Your task: Copy the data that follows, character for character, minus the pictures.

Input material:
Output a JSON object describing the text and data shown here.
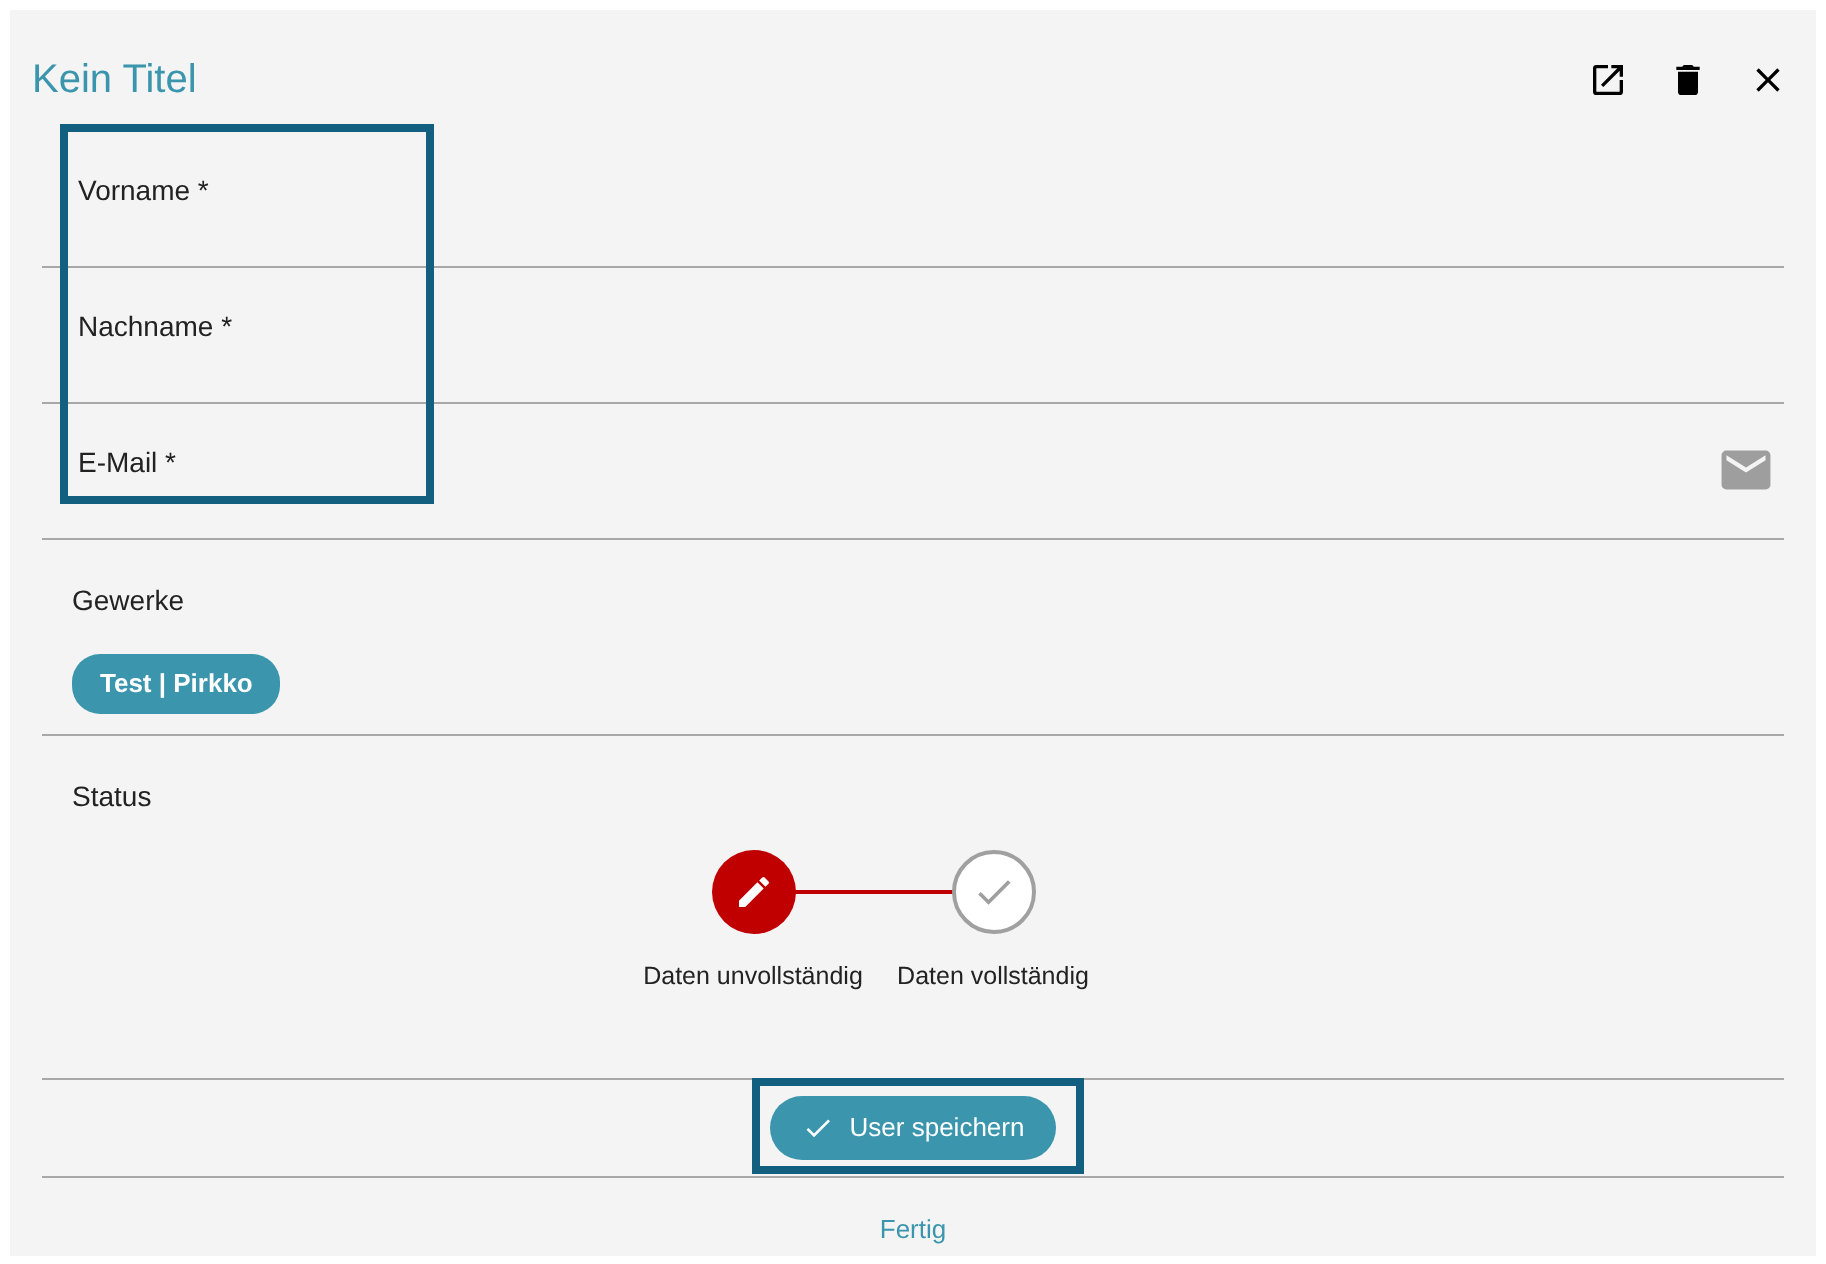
{
  "dialog": {
    "title": "Kein Titel",
    "actions": [
      {
        "kind": "open"
      },
      {
        "kind": "delete"
      },
      {
        "kind": "close"
      }
    ]
  },
  "fields": [
    {
      "placeholder": "Vorname *",
      "kind": "text"
    },
    {
      "placeholder": "Nachname *",
      "kind": "text"
    },
    {
      "placeholder": "E-Mail *",
      "kind": "email"
    }
  ],
  "fields_highlighted": true,
  "gewerke": {
    "label": "Gewerke",
    "chips": [
      "Test | Pirkko"
    ]
  },
  "status": {
    "label": "Status",
    "steps": [
      {
        "label": "Daten unvollständig",
        "active": true
      },
      {
        "label": "Daten vollständig",
        "active": false
      }
    ]
  },
  "save_button": {
    "label": "User speichern",
    "highlighted": true
  },
  "footer": {
    "link": "Fertig"
  }
}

Worked solution:
Output a JSON object describing the text and data shown here.
{
  "dialog": {
    "title": "Kein Titel",
    "actions": [
      {
        "kind": "open"
      },
      {
        "kind": "delete"
      },
      {
        "kind": "close"
      }
    ]
  },
  "fields": [
    {
      "placeholder": "Vorname *",
      "kind": "text"
    },
    {
      "placeholder": "Nachname *",
      "kind": "text"
    },
    {
      "placeholder": "E-Mail *",
      "kind": "email"
    }
  ],
  "fields_highlighted": true,
  "gewerke": {
    "label": "Gewerke",
    "chips": [
      "Test | Pirkko"
    ]
  },
  "status": {
    "label": "Status",
    "steps": [
      {
        "label": "Daten unvollständig",
        "active": true
      },
      {
        "label": "Daten vollständig",
        "active": false
      }
    ]
  },
  "save_button": {
    "label": "User speichern",
    "highlighted": true
  },
  "footer": {
    "link": "Fertig"
  }
}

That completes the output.